Extracted records:
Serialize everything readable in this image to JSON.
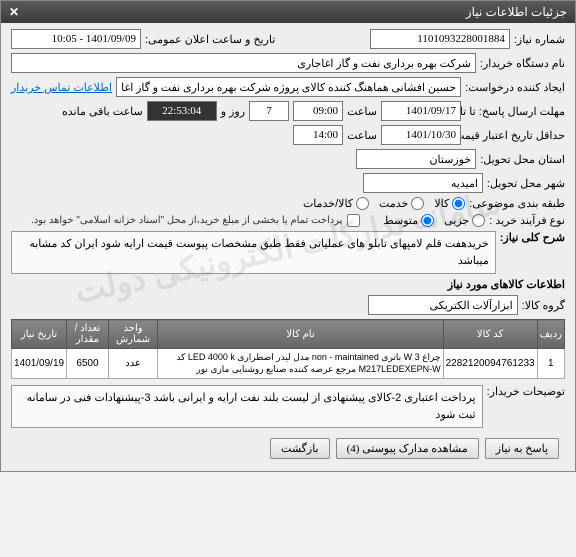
{
  "window": {
    "title": "جزئیات اطلاعات نیاز",
    "close": "✕"
  },
  "fields": {
    "need_no_label": "شماره نیاز:",
    "need_no": "1101093228001884",
    "announce_label": "تاریخ و ساعت اعلان عمومی:",
    "announce": "1401/09/09 - 10:05",
    "device_label": "نام دستگاه خریدار:",
    "device": "شرکت بهره برداری نفت و گاز اغاجاری",
    "requester_label": "ایجاد کننده درخواست:",
    "requester": "حسین افشانی هماهنگ کننده کالای پروژه شرکت بهره برداری نفت و گاز اغاجاری",
    "contact_link": "اطلاعات تماس خریدار",
    "deadline_sent_label": "مهلت ارسال پاسخ: تا تاریخ:",
    "deadline_date": "1401/09/17",
    "deadline_time_label": "ساعت",
    "deadline_time": "09:00",
    "days_value": "7",
    "days_label": "روز و",
    "remain_time": "22:53:04",
    "remain_label": "ساعت باقی مانده",
    "validity_label": "حداقل تاریخ اعتبار قیمت: تا تاریخ:",
    "validity_date": "1401/10/30",
    "validity_time_label": "ساعت",
    "validity_time": "14:00",
    "province_label": "استان محل تحویل:",
    "province": "خوزستان",
    "city_label": "شهر محل تحویل:",
    "city": "امیدیه",
    "category_label": "طبقه بندی موضوعی:",
    "purchase_type_label": "نوع فرآیند خرید :",
    "payment_note": "پرداخت تمام یا بخشی از مبلغ خرید،از محل \"اسناد خزانه اسلامی\" خواهد بود."
  },
  "radios": {
    "r1": "کالا",
    "r2": "خدمت",
    "r3": "کالا/خدمات",
    "p1": "جزیی",
    "p2": "متوسط"
  },
  "desc": {
    "title": "شرح کلی نیاز:",
    "text": "خریدهفت قلم لامپهای تابلو های عملیاتی فقط طبق مشخصات پیوست قیمت ارایه شود ایران کد مشابه میباشد"
  },
  "goods": {
    "title": "اطلاعات کالاهای مورد نیاز",
    "group_label": "گروه کالا:",
    "group_value": "ابزارآلات الکتریکی"
  },
  "table": {
    "headers": [
      "ردیف",
      "کد کالا",
      "نام کالا",
      "واحد شمارش",
      "تعداد / مقدار",
      "تاریخ نیاز"
    ],
    "rows": [
      {
        "idx": "1",
        "code": "2282120094761233",
        "name": "چراغ W 3 باتری non - maintained مدل لیدر اضطراری LED 4000 k کد M217LEDEXEPN-W مرجع عرضه کننده صنایع روشنایی مازی نور",
        "unit": "عدد",
        "qty": "6500",
        "date": "1401/09/19"
      }
    ]
  },
  "notes": {
    "label": "توضیحات خریدار:",
    "text": "پرداخت اعتباری 2-کالای پیشنهادی از لیست بلند نفت ارایه و ایرانی باشد 3-پیشنهادات فنی در سامانه ثبت شود"
  },
  "buttons": {
    "reply": "پاسخ به نیاز",
    "attachments": "مشاهده مدارک پیوستی (4)",
    "back": "بازگشت"
  },
  "watermark": "سامانه تدارکات الکترونیکی دولت"
}
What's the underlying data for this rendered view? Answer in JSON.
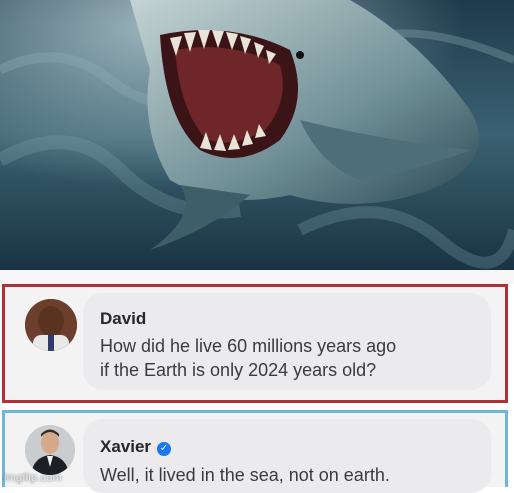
{
  "comments": [
    {
      "author": "David",
      "verified": false,
      "lines": [
        "How did he live 60 millions years ago",
        "if the Earth is only 2024 years old?"
      ]
    },
    {
      "author": "Xavier",
      "verified": true,
      "lines": [
        "Well, it lived in the sea, not on earth."
      ]
    }
  ],
  "watermark": "imgflip.com",
  "colors": {
    "david_border": "#b03037",
    "xavier_border": "#6fb6d8",
    "verified_badge": "#1877f2",
    "card_background": "#f3f3f4"
  },
  "icons": {
    "verified": "verified-check-icon"
  }
}
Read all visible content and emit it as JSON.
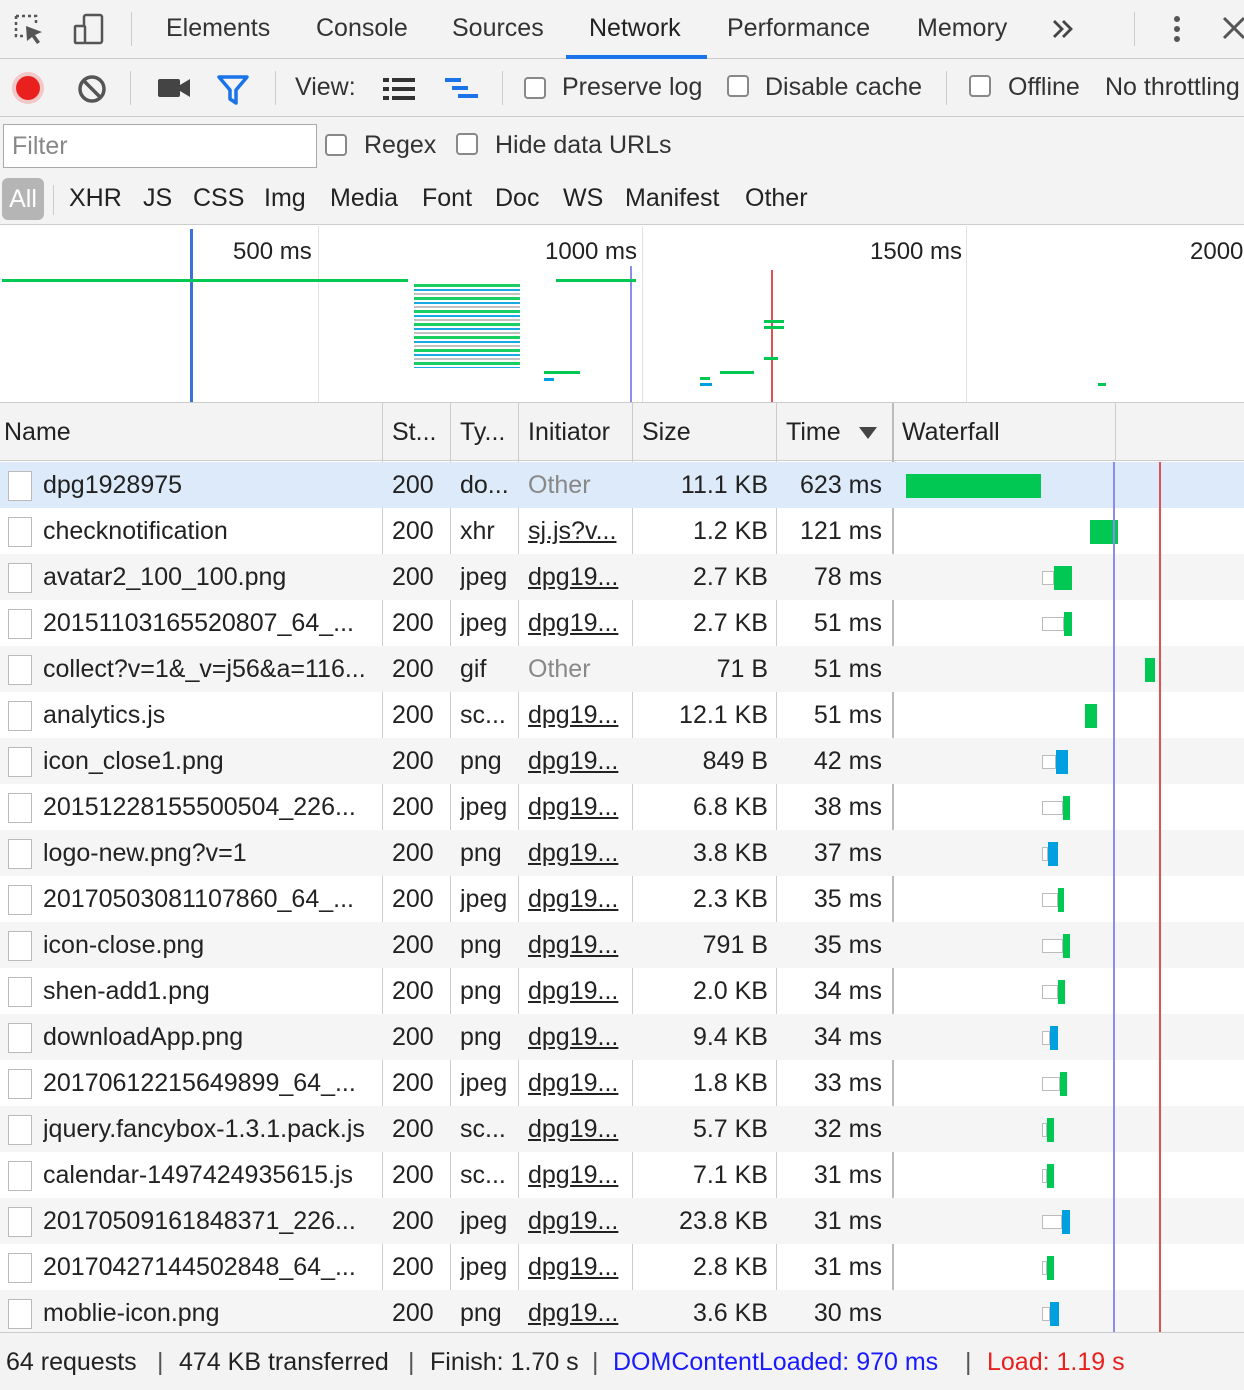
{
  "tabs": {
    "items": [
      "Elements",
      "Console",
      "Sources",
      "Network",
      "Performance",
      "Memory"
    ],
    "active": "Network",
    "overflow_icon": "chevron-double-right-icon",
    "menu_icon": "kebab-menu-icon",
    "close_icon": "close-icon"
  },
  "toolbar": {
    "view_label": "View:",
    "preserve_log": "Preserve log",
    "disable_cache": "Disable cache",
    "offline": "Offline",
    "throttling": "No throttling",
    "record_color": "#e8211f",
    "filter_color": "#1a73e8"
  },
  "filter": {
    "placeholder": "Filter",
    "regex": "Regex",
    "hide_data_urls": "Hide data URLs"
  },
  "types": [
    "All",
    "XHR",
    "JS",
    "CSS",
    "Img",
    "Media",
    "Font",
    "Doc",
    "WS",
    "Manifest",
    "Other"
  ],
  "overview": {
    "ticks": [
      "500 ms",
      "1000 ms",
      "1500 ms",
      "2000"
    ]
  },
  "columns": {
    "name": "Name",
    "status": "St...",
    "type": "Ty...",
    "initiator": "Initiator",
    "size": "Size",
    "time": "Time",
    "waterfall": "Waterfall",
    "sort_icon": "sort-descending-icon"
  },
  "requests": [
    {
      "name": "dpg1928975",
      "status": "200",
      "type": "do...",
      "initiator": "Other",
      "size": "11.1 KB",
      "time": "623 ms"
    },
    {
      "name": "checknotification",
      "status": "200",
      "type": "xhr",
      "initiator": "sj.js?v...",
      "size": "1.2 KB",
      "time": "121 ms"
    },
    {
      "name": "avatar2_100_100.png",
      "status": "200",
      "type": "jpeg",
      "initiator": "dpg19...",
      "size": "2.7 KB",
      "time": "78 ms"
    },
    {
      "name": "20151103165520807_64_...",
      "status": "200",
      "type": "jpeg",
      "initiator": "dpg19...",
      "size": "2.7 KB",
      "time": "51 ms"
    },
    {
      "name": "collect?v=1&_v=j56&a=116...",
      "status": "200",
      "type": "gif",
      "initiator": "Other",
      "size": "71 B",
      "time": "51 ms"
    },
    {
      "name": "analytics.js",
      "status": "200",
      "type": "sc...",
      "initiator": "dpg19...",
      "size": "12.1 KB",
      "time": "51 ms"
    },
    {
      "name": "icon_close1.png",
      "status": "200",
      "type": "png",
      "initiator": "dpg19...",
      "size": "849 B",
      "time": "42 ms"
    },
    {
      "name": "20151228155500504_226...",
      "status": "200",
      "type": "jpeg",
      "initiator": "dpg19...",
      "size": "6.8 KB",
      "time": "38 ms"
    },
    {
      "name": "logo-new.png?v=1",
      "status": "200",
      "type": "png",
      "initiator": "dpg19...",
      "size": "3.8 KB",
      "time": "37 ms"
    },
    {
      "name": "20170503081107860_64_...",
      "status": "200",
      "type": "jpeg",
      "initiator": "dpg19...",
      "size": "2.3 KB",
      "time": "35 ms"
    },
    {
      "name": "icon-close.png",
      "status": "200",
      "type": "png",
      "initiator": "dpg19...",
      "size": "791 B",
      "time": "35 ms"
    },
    {
      "name": "shen-add1.png",
      "status": "200",
      "type": "png",
      "initiator": "dpg19...",
      "size": "2.0 KB",
      "time": "34 ms"
    },
    {
      "name": "downloadApp.png",
      "status": "200",
      "type": "png",
      "initiator": "dpg19...",
      "size": "9.4 KB",
      "time": "34 ms"
    },
    {
      "name": "20170612215649899_64_...",
      "status": "200",
      "type": "jpeg",
      "initiator": "dpg19...",
      "size": "1.8 KB",
      "time": "33 ms"
    },
    {
      "name": "jquery.fancybox-1.3.1.pack.js",
      "status": "200",
      "type": "sc...",
      "initiator": "dpg19...",
      "size": "5.7 KB",
      "time": "32 ms"
    },
    {
      "name": "calendar-1497424935615.js",
      "status": "200",
      "type": "sc...",
      "initiator": "dpg19...",
      "size": "7.1 KB",
      "time": "31 ms"
    },
    {
      "name": "20170509161848371_226...",
      "status": "200",
      "type": "jpeg",
      "initiator": "dpg19...",
      "size": "23.8 KB",
      "time": "31 ms"
    },
    {
      "name": "20170427144502848_64_...",
      "status": "200",
      "type": "jpeg",
      "initiator": "dpg19...",
      "size": "2.8 KB",
      "time": "31 ms"
    },
    {
      "name": "moblie-icon.png",
      "status": "200",
      "type": "png",
      "initiator": "dpg19...",
      "size": "3.6 KB",
      "time": "30 ms"
    }
  ],
  "footer": {
    "requests": "64 requests",
    "transferred": "474 KB transferred",
    "finish": "Finish: 1.70 s",
    "dcl": "DOMContentLoaded: 970 ms",
    "load": "Load: 1.19 s",
    "dcl_color": "#1a1aff",
    "load_color": "#e8211f"
  },
  "colors": {
    "waterfall_green": "#00c853",
    "waterfall_blue": "#00a0e0",
    "dcl_line": "#8c8cf0",
    "load_line": "#e05050"
  }
}
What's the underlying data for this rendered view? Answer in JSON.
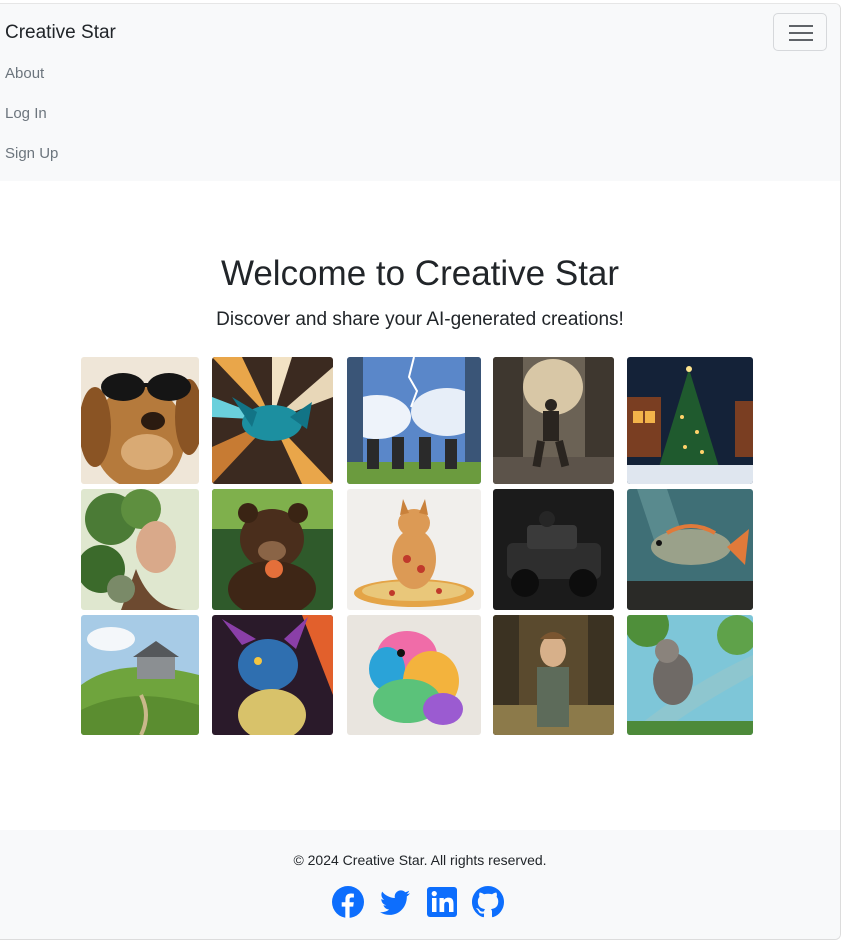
{
  "navbar": {
    "brand": "Creative Star",
    "links": [
      "About",
      "Log In",
      "Sign Up"
    ],
    "toggler_icon": "hamburger-menu-icon"
  },
  "hero": {
    "title": "Welcome to Creative Star",
    "subtitle": "Discover and share your AI-generated creations!"
  },
  "gallery": [
    "dog-with-sunglasses",
    "blue-dragon-speed",
    "horse-riders-clouds",
    "man-running-ruined-street",
    "christmas-tree-night",
    "mechanical-plant-woman",
    "bear-eating",
    "cat-on-pizza",
    "dark-armored-vehicle",
    "fish-underwater",
    "house-on-green-hill",
    "colorful-dragon",
    "rainbow-dog",
    "boy-rainy-street",
    "monkey-on-tree"
  ],
  "footer": {
    "copyright": "© 2024 Creative Star. All rights reserved.",
    "social": [
      "facebook-icon",
      "twitter-icon",
      "linkedin-icon",
      "github-icon"
    ]
  },
  "colors": {
    "navbar_bg": "#f8f9fa",
    "footer_bg": "#f8f9fa",
    "social_blue": "#0d6efd",
    "text": "#212529",
    "muted": "#6c757d"
  }
}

(Written request):
List all lines in the material containing the string "قیمت".

(Exercise solution):
    "validity_label": "حداقل تاریخ اعتبار قیمت: تا تاریخ:",
    "text": "خریدهفت قلم لامپهای تابلو های عملیاتی فقط طبق مشخصات پیوست قیمت ارایه شود ایران کد مشابه میباشد"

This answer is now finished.